PROVIDED RECORDS:
◇ ◇ ◇ ◇ ◇ ◇ ◇
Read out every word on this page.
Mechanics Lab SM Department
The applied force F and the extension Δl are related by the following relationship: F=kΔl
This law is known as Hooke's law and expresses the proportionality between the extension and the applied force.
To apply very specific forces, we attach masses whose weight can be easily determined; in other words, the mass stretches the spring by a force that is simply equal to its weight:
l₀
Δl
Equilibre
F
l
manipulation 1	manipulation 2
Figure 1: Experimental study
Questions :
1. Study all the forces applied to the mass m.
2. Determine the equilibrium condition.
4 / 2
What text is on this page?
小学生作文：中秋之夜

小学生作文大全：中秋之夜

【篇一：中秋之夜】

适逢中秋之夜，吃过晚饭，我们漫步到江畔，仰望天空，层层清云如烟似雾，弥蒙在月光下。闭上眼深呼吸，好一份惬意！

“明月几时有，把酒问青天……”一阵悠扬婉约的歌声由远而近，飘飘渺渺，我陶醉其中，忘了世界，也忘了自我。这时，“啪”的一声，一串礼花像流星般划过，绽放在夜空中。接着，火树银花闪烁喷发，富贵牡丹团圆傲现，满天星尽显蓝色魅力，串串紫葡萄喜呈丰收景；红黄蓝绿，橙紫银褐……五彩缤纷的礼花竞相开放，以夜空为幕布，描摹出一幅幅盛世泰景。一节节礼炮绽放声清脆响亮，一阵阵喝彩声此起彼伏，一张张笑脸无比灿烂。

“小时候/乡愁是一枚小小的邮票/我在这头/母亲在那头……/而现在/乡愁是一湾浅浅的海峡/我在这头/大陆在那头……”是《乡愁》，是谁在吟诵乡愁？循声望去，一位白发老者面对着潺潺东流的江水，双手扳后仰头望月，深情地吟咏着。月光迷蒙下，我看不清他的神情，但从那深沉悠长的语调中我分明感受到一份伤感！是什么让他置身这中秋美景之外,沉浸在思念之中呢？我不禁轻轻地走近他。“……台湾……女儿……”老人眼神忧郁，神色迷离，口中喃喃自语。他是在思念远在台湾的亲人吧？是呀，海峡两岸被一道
◇ ◇ ◇ ◇ ◇ ◇ ◇
GIVEN REQUEST:
Copy the data above exactly. Every line must be included.

RIGHT ANSWER:
Read out every word on this page.
Mechanics Lab SM Department
The applied force F and the extension Δl are related by the following relationship: F=kΔl
This law is known as Hooke's law and expresses the proportionality between the extension and the applied force.
To apply very specific forces, we attach masses whose weight can be easily determined; in other words, the mass stretches the spring by a force that is simply equal to its weight:
l₀
Δl
Equilibre
F
l
manipulation 1	manipulation 2
Figure 1: Experimental study
Questions :
1. Study all the forces applied to the mass m.
2. Determine the equilibrium condition.
4 / 2
What text is on this page?
小学生作文：中秋之夜

小学生作文大全：中秋之夜

【篇一：中秋之夜】

适逢中秋之夜，吃过晚饭，我们漫步到江畔，仰望天空，层层清云如烟似雾，弥蒙在月光下。闭上眼深呼吸，好一份惬意！

“明月几时有，把酒问青天……”一阵悠扬婉约的歌声由远而近，飘飘渺渺，我陶醉其中，忘了世界，也忘了自我。这时，“啪”的一声，一串礼花像流星般划过，绽放在夜空中。接着，火树银花闪烁喷发，富贵牡丹团圆傲现，满天星尽显蓝色魅力，串串紫葡萄喜呈丰收景；红黄蓝绿，橙紫银褐……五彩缤纷的礼花竞相开放，以夜空为幕布，描摹出一幅幅盛世泰景。一节节礼炮绽放声清脆响亮，一阵阵喝彩声此起彼伏，一张张笑脸无比灿烂。

“小时候/乡愁是一枚小小的邮票/我在这头/母亲在那头……/而现在/乡愁是一湾浅浅的海峡/我在这头/大陆在那头……”是《乡愁》，是谁在吟诵乡愁？循声望去，一位白发老者面对着潺潺东流的江水，双手扳后仰头望月，深情地吟咏着。月光迷蒙下，我看不清他的神情，但从那深沉悠长的语调中我分明感受到一份伤感！是什么让他置身这中秋美景之外,沉浸在思念之中呢？我不禁轻轻地走近他。“……台湾……女儿……”老人眼神忧郁，神色迷离，口中喃喃自语。他是在思念远在台湾的亲人吧？是呀，海峡两岸被一道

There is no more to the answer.